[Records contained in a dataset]
===
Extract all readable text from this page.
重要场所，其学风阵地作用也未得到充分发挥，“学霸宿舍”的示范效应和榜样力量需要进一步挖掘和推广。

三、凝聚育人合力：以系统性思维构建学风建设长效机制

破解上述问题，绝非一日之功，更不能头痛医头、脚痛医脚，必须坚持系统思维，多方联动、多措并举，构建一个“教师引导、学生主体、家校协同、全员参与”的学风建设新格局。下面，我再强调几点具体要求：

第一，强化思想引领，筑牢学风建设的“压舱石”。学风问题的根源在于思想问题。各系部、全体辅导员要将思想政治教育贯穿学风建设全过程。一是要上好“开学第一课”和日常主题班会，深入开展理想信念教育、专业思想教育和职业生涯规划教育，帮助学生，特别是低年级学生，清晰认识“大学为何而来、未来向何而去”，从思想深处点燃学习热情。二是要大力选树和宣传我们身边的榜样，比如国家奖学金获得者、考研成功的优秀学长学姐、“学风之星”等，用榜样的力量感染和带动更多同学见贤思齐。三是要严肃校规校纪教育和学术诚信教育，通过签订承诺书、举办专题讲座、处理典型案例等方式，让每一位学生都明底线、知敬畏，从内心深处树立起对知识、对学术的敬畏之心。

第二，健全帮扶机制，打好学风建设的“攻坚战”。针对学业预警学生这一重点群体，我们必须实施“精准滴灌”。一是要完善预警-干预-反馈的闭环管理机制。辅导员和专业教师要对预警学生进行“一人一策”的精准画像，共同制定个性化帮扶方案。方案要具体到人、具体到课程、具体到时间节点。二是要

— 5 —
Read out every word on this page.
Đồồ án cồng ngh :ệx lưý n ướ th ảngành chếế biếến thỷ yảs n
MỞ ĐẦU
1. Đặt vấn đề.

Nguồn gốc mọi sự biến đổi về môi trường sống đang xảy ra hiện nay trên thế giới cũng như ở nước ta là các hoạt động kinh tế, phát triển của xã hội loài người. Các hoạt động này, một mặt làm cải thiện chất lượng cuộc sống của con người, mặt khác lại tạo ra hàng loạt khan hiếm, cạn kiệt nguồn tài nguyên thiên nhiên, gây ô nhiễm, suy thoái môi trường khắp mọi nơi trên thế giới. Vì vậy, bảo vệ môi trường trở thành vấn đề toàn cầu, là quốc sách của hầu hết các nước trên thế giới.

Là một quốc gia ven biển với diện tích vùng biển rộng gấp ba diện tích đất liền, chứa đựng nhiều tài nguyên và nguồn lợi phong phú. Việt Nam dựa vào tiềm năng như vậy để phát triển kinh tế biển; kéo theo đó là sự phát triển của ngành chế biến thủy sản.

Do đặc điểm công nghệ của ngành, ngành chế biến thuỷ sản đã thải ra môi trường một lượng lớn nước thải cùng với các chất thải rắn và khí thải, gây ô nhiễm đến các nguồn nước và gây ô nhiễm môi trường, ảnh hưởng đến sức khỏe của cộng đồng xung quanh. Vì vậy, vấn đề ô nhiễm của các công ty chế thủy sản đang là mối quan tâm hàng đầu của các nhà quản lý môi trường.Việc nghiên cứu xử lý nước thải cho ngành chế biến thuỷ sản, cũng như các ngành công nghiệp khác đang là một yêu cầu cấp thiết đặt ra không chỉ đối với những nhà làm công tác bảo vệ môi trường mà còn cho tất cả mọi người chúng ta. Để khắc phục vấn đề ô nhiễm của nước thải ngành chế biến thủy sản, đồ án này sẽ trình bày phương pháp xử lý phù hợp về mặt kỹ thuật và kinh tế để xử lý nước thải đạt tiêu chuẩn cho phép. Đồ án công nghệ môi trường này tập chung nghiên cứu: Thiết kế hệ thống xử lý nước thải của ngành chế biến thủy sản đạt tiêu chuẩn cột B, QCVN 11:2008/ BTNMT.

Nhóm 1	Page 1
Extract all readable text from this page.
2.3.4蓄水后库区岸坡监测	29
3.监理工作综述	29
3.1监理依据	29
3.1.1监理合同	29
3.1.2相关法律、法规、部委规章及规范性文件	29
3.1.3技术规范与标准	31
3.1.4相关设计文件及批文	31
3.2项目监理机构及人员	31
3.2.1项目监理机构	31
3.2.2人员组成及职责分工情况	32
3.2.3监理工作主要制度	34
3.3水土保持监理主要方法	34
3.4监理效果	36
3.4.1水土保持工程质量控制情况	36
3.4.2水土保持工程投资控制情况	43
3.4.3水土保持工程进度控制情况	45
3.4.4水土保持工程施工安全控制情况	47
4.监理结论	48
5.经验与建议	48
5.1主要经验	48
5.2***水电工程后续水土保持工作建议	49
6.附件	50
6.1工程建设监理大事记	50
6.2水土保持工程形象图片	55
===
== WORK TO COMPLETE ==
Write down the full listing again, exactly.

== ANSWER IN FULL ==
Extract all readable text from this page.
重要场所，其学风阵地作用也未得到充分发挥，“学霸宿舍”的示范效应和榜样力量需要进一步挖掘和推广。

三、凝聚育人合力：以系统性思维构建学风建设长效机制

破解上述问题，绝非一日之功，更不能头痛医头、脚痛医脚，必须坚持系统思维，多方联动、多措并举，构建一个“教师引导、学生主体、家校协同、全员参与”的学风建设新格局。下面，我再强调几点具体要求：

第一，强化思想引领，筑牢学风建设的“压舱石”。学风问题的根源在于思想问题。各系部、全体辅导员要将思想政治教育贯穿学风建设全过程。一是要上好“开学第一课”和日常主题班会，深入开展理想信念教育、专业思想教育和职业生涯规划教育，帮助学生，特别是低年级学生，清晰认识“大学为何而来、未来向何而去”，从思想深处点燃学习热情。二是要大力选树和宣传我们身边的榜样，比如国家奖学金获得者、考研成功的优秀学长学姐、“学风之星”等，用榜样的力量感染和带动更多同学见贤思齐。三是要严肃校规校纪教育和学术诚信教育，通过签订承诺书、举办专题讲座、处理典型案例等方式，让每一位学生都明底线、知敬畏，从内心深处树立起对知识、对学术的敬畏之心。

第二，健全帮扶机制，打好学风建设的“攻坚战”。针对学业预警学生这一重点群体，我们必须实施“精准滴灌”。一是要完善预警-干预-反馈的闭环管理机制。辅导员和专业教师要对预警学生进行“一人一策”的精准画像，共同制定个性化帮扶方案。方案要具体到人、具体到课程、具体到时间节点。二是要

— 5 —
Read out every word on this page.
Đồồ án cồng ngh :ệx lưý n ướ th ảngành chếế biếến thỷ yảs n
MỞ ĐẦU
1. Đặt vấn đề.

Nguồn gốc mọi sự biến đổi về môi trường sống đang xảy ra hiện nay trên thế giới cũng như ở nước ta là các hoạt động kinh tế, phát triển của xã hội loài người. Các hoạt động này, một mặt làm cải thiện chất lượng cuộc sống của con người, mặt khác lại tạo ra hàng loạt khan hiếm, cạn kiệt nguồn tài nguyên thiên nhiên, gây ô nhiễm, suy thoái môi trường khắp mọi nơi trên thế giới. Vì vậy, bảo vệ môi trường trở thành vấn đề toàn cầu, là quốc sách của hầu hết các nước trên thế giới.

Là một quốc gia ven biển với diện tích vùng biển rộng gấp ba diện tích đất liền, chứa đựng nhiều tài nguyên và nguồn lợi phong phú. Việt Nam dựa vào tiềm năng như vậy để phát triển kinh tế biển; kéo theo đó là sự phát triển của ngành chế biến thủy sản.

Do đặc điểm công nghệ của ngành, ngành chế biến thuỷ sản đã thải ra môi trường một lượng lớn nước thải cùng với các chất thải rắn và khí thải, gây ô nhiễm đến các nguồn nước và gây ô nhiễm môi trường, ảnh hưởng đến sức khỏe của cộng đồng xung quanh. Vì vậy, vấn đề ô nhiễm của các công ty chế thủy sản đang là mối quan tâm hàng đầu của các nhà quản lý môi trường.Việc nghiên cứu xử lý nước thải cho ngành chế biến thuỷ sản, cũng như các ngành công nghiệp khác đang là một yêu cầu cấp thiết đặt ra không chỉ đối với những nhà làm công tác bảo vệ môi trường mà còn cho tất cả mọi người chúng ta. Để khắc phục vấn đề ô nhiễm của nước thải ngành chế biến thủy sản, đồ án này sẽ trình bày phương pháp xử lý phù hợp về mặt kỹ thuật và kinh tế để xử lý nước thải đạt tiêu chuẩn cho phép. Đồ án công nghệ môi trường này tập chung nghiên cứu: Thiết kế hệ thống xử lý nước thải của ngành chế biến thủy sản đạt tiêu chuẩn cột B, QCVN 11:2008/ BTNMT.

Nhóm 1	Page 1
Extract all readable text from this page.
2.3.4蓄水后库区岸坡监测	29
3.监理工作综述	29
3.1监理依据	29
3.1.1监理合同	29
3.1.2相关法律、法规、部委规章及规范性文件	29
3.1.3技术规范与标准	31
3.1.4相关设计文件及批文	31
3.2项目监理机构及人员	31
3.2.1项目监理机构	31
3.2.2人员组成及职责分工情况	32
3.2.3监理工作主要制度	34
3.3水土保持监理主要方法	34
3.4监理效果	36
3.4.1水土保持工程质量控制情况	36
3.4.2水土保持工程投资控制情况	43
3.4.3水土保持工程进度控制情况	45
3.4.4水土保持工程施工安全控制情况	47
4.监理结论	48
5.经验与建议	48
5.1主要经验	48
5.2***水电工程后续水土保持工作建议	49
6.附件	50
6.1工程建设监理大事记	50
6.2水土保持工程形象图片	55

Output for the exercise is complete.